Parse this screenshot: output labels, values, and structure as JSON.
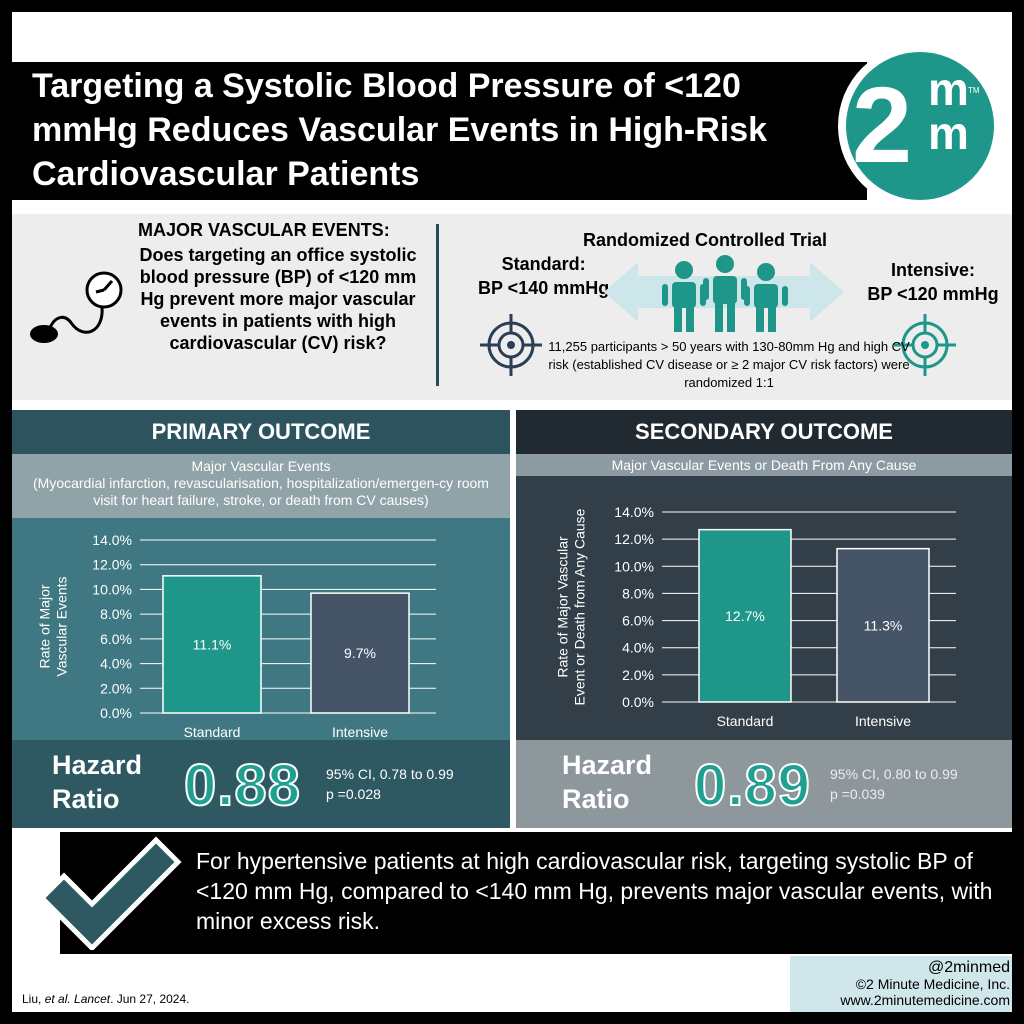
{
  "title": "Targeting a Systolic Blood Pressure of <120 mmHg Reduces Vascular Events in High-Risk Cardiovascular Patients",
  "logo": {
    "two": "2",
    "m": "m",
    "tm": "TM"
  },
  "question": {
    "heading": "MAJOR VASCULAR EVENTS:",
    "text": "Does targeting an office systolic blood pressure (BP) of <120 mm Hg prevent more major vascular events in patients with high cardiovascular (CV) risk?"
  },
  "design": {
    "title": "Randomized Controlled Trial",
    "standard_label": "Standard:",
    "standard_target": "BP <140 mmHg",
    "intensive_label": "Intensive:",
    "intensive_target": "BP <120 mmHg",
    "participants": "11,255 participants > 50 years with 130-80mm Hg and high CV risk (established CV disease or ≥ 2 major CV risk factors) were randomized 1:1"
  },
  "primary": {
    "heading": "PRIMARY OUTCOME",
    "subtitle": "Major Vascular Events",
    "definition": "(Myocardial infarction, revascularisation, hospitalization/emergen-cy room visit for heart failure, stroke, or death from CV causes)",
    "hr_label": "Hazard Ratio",
    "hr_value": "0.88",
    "ci": "95% CI, 0.78 to 0.99",
    "p": "p =0.028"
  },
  "secondary": {
    "heading": "SECONDARY OUTCOME",
    "subtitle": "Major Vascular Events or Death From Any Cause",
    "hr_label": "Hazard Ratio",
    "hr_value": "0.89",
    "ci": "95% CI, 0.80 to 0.99",
    "p": "p =0.039"
  },
  "chart_data": [
    {
      "type": "bar",
      "categories": [
        "Standard",
        "Intensive"
      ],
      "values": [
        11.1,
        9.7
      ],
      "data_labels": [
        "11.1%",
        "9.7%"
      ],
      "ylabel": "Rate of Major Vascular Events",
      "ylim": [
        0,
        14
      ],
      "yticks": [
        "0.0%",
        "2.0%",
        "4.0%",
        "6.0%",
        "8.0%",
        "10.0%",
        "12.0%",
        "14.0%"
      ],
      "grid": true,
      "colors": [
        "#1e968a",
        "#465468"
      ]
    },
    {
      "type": "bar",
      "categories": [
        "Standard",
        "Intensive"
      ],
      "values": [
        12.7,
        11.3
      ],
      "data_labels": [
        "12.7%",
        "11.3%"
      ],
      "ylabel": "Rate of Major Vascular Event or Death from Any Cause",
      "ylim": [
        0,
        14
      ],
      "yticks": [
        "0.0%",
        "2.0%",
        "4.0%",
        "6.0%",
        "8.0%",
        "10.0%",
        "12.0%",
        "14.0%"
      ],
      "grid": true,
      "colors": [
        "#1e968a",
        "#465468"
      ]
    }
  ],
  "conclusion": "For hypertensive patients at high cardiovascular risk, targeting systolic BP of <120 mm Hg, compared to <140 mm Hg, prevents major vascular events, with minor excess risk.",
  "citation": {
    "handle": "@2minmed",
    "copyright": "©2 Minute Medicine, Inc.",
    "url": "www.2minutemedicine.com"
  },
  "reference": {
    "authors": "Liu, ",
    "etal": "et al.",
    "journal": "Lancet",
    "date": ". Jun 27, 2024."
  }
}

****************

◆ **WORK TO COMPLETE**: Using the entries above, find all lines with "subtitle". Copy them.

◆ **COMPLETED TASK**:
    "subtitle": "Major Vascular Events",
    "subtitle": "Major Vascular Events or Death From Any Cause",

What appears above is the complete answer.